WRITTEN EXERCISE -
In the material below, identify each line bearing the word "visita". Reproduce those lines.

--- START OF DATA SUPPLIED ---

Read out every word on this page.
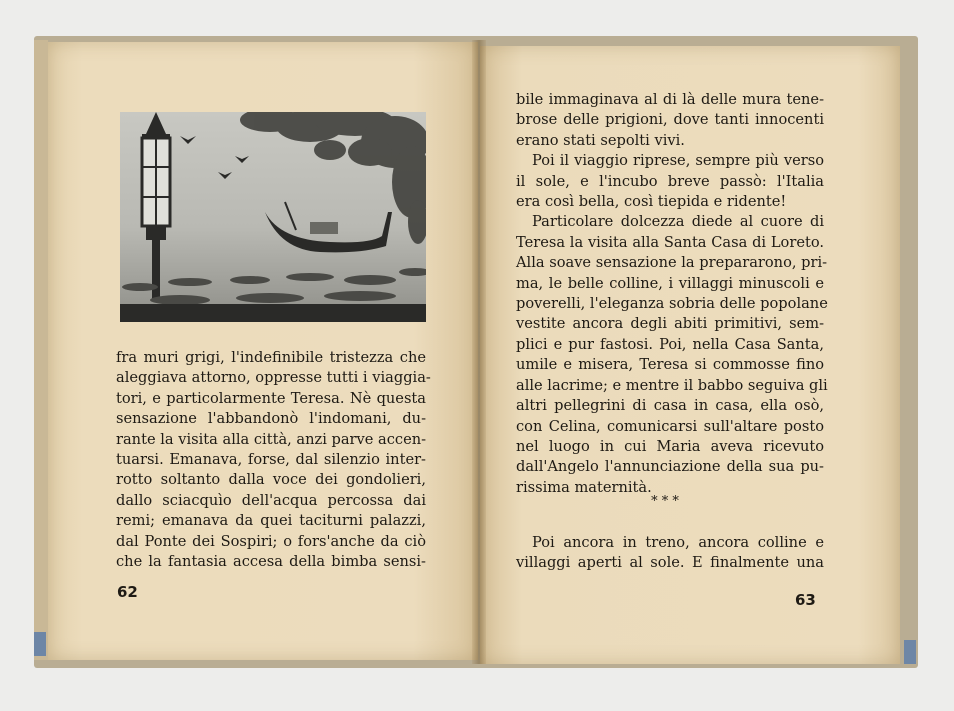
fra muri grigi, l'indefinibile tristezza che
aleggiava attorno, oppresse tutti i viaggia-
tori, e particolarmente Teresa. Nè questa
sensazione l'abbandonò l'indomani, du-
rante la visita alla città, anzi parve accen-
tuarsi. Emanava, forse, dal silenzio inter-
rotto soltanto dalla voce dei gondolieri,
dallo sciacquìo dell'acqua percossa dai
remi; emanava da quei taciturni palazzi,
dal Ponte dei Sospiri; o fors'anche da ciò
che la fantasia accesa della bimba sensi-
62
bile immaginava al di là delle mura tene-
brose delle prigioni, dove tanti innocenti
erano stati sepolti vivi.
Poi il viaggio riprese, sempre più verso
il sole, e l'incubo breve passò: l'Italia
era così bella, così tiepida e ridente!
Particolare dolcezza diede al cuore di
Teresa la visita alla Santa Casa di Loreto.
Alla soave sensazione la prepararono, pri-
ma, le belle colline, i villaggi minuscoli e
poverelli, l'eleganza sobria delle popolane
vestite ancora degli abiti primitivi, sem-
plici e pur fastosi. Poi, nella Casa Santa,
umile e misera, Teresa si commosse fino
alle lacrime; e mentre il babbo seguiva gli
altri pellegrini di casa in casa, ella osò,
con Celina, comunicarsi sull'altare posto
nel luogo in cui Maria aveva ricevuto
dall'Angelo l'annunciazione della sua pu-
rissima maternità.
* * *
Poi ancora in treno, ancora colline e
villaggi aperti al sole. E finalmente una
63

--- END OF DATA SUPPLIED ---

TASK RESULT -
rante la visita alla città, anzi parve accen-
Teresa la visita alla Santa Casa di Loreto.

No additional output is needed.